▸ **Short exercise**
From the listing below, select every line where the word "JSON" appears.

▸ **Material for this exercise**

[START]

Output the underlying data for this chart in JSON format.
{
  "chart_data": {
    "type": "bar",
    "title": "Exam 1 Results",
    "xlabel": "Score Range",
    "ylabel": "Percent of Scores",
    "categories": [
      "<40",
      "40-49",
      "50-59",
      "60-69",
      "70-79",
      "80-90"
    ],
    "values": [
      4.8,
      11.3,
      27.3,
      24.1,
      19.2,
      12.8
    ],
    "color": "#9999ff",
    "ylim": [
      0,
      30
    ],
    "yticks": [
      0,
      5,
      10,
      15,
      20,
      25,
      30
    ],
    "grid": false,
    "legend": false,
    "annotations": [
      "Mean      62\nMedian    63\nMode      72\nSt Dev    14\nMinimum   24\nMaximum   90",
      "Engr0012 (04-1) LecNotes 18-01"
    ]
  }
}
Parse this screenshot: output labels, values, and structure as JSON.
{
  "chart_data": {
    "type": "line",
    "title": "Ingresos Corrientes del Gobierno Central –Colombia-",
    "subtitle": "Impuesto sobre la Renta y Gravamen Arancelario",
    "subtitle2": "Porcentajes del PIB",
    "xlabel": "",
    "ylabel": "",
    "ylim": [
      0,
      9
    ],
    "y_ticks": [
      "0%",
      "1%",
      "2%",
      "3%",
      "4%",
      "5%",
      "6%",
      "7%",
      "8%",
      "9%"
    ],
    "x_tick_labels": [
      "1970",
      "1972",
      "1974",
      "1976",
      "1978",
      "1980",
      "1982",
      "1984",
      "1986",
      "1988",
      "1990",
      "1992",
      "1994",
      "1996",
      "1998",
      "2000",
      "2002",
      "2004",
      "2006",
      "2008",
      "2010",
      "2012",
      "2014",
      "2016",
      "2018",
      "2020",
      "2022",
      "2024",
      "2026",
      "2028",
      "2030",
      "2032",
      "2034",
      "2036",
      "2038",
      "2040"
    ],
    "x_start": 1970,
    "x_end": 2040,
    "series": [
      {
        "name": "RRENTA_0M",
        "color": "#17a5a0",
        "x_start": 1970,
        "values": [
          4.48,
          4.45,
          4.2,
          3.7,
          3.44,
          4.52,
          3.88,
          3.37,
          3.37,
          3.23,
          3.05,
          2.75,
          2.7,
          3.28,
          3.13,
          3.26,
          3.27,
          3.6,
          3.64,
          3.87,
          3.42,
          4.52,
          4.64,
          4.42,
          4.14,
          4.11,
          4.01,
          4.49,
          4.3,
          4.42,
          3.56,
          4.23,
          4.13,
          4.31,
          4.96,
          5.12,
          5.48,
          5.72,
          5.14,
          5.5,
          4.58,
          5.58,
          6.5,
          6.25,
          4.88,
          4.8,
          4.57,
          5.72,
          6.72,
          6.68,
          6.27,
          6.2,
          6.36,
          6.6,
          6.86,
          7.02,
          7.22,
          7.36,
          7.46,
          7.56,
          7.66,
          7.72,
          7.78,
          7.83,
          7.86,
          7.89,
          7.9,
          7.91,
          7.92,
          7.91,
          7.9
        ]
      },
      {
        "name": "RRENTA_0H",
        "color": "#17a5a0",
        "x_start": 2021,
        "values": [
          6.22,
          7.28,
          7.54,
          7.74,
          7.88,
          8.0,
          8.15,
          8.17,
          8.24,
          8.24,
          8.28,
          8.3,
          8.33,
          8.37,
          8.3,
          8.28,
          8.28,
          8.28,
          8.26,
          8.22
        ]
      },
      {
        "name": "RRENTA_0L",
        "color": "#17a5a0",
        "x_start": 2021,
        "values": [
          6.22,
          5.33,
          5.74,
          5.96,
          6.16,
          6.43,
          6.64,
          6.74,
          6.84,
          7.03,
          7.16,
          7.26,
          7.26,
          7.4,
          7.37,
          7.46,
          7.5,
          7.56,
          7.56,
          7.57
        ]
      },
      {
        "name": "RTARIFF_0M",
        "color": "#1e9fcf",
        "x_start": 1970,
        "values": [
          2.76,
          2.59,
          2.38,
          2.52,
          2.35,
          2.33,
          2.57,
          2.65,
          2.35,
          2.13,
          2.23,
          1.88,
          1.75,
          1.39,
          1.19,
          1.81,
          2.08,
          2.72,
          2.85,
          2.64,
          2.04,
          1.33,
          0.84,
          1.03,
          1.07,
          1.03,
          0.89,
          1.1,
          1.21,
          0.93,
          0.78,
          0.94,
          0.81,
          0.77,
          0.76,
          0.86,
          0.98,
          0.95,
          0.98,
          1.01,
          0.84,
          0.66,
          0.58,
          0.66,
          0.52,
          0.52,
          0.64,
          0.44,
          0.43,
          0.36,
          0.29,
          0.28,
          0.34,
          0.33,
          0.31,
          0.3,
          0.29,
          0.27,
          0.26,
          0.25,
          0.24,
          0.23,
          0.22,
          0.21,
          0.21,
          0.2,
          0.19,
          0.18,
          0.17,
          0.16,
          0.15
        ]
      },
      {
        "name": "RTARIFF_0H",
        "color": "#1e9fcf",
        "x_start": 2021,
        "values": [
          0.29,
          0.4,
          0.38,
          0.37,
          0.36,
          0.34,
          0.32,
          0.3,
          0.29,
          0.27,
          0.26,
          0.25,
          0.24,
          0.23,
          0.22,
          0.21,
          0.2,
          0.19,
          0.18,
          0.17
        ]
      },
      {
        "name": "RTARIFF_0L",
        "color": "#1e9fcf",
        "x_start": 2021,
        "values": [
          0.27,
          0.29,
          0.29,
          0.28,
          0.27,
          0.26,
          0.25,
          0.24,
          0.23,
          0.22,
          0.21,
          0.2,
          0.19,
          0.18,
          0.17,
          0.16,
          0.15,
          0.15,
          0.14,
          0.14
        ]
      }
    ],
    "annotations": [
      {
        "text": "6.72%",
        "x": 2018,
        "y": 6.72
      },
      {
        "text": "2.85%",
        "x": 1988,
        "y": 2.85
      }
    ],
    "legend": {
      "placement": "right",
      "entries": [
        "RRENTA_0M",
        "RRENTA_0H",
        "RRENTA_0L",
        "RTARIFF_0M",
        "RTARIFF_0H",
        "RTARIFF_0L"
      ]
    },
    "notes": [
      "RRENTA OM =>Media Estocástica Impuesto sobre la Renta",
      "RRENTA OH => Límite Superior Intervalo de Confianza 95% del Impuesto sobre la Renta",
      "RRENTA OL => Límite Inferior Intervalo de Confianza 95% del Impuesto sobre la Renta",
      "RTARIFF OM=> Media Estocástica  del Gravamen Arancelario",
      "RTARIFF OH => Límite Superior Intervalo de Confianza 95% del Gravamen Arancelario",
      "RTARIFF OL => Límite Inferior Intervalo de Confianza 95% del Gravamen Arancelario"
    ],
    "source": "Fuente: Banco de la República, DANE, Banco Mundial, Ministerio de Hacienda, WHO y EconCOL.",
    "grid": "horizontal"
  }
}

[END]

▸ **Output of the exercise**
Output the underlying data for this chart in JSON format.
Parse this screenshot: output labels, values, and structure as JSON.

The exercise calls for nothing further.